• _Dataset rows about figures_

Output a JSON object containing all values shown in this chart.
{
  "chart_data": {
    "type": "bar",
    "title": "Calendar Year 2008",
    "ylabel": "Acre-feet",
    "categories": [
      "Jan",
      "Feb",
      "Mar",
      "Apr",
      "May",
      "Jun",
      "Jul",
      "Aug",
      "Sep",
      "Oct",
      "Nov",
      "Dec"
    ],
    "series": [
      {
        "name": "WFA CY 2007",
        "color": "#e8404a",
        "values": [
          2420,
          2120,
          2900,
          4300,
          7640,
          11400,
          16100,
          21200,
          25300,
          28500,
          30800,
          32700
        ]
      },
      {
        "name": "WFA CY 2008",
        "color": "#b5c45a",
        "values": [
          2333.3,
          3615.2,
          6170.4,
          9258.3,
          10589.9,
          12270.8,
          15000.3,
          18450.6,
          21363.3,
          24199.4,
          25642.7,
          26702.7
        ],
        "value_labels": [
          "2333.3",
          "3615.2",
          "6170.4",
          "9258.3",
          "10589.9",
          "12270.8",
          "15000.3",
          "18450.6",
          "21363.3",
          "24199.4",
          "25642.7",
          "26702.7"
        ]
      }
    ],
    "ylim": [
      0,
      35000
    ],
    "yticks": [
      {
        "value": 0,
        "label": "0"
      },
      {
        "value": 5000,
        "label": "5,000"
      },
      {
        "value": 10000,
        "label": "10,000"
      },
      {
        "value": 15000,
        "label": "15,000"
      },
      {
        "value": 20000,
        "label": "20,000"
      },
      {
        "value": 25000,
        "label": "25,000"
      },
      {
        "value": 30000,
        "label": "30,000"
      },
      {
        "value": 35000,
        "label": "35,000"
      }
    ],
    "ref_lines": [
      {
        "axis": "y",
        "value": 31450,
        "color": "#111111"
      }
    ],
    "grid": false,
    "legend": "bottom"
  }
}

• _What you will do_
Show every line from the entries above in which the word "color" appears.

• _Answer to the task_
        "color": "#e8404a",
        "color": "#b5c45a",
        "color": "#111111"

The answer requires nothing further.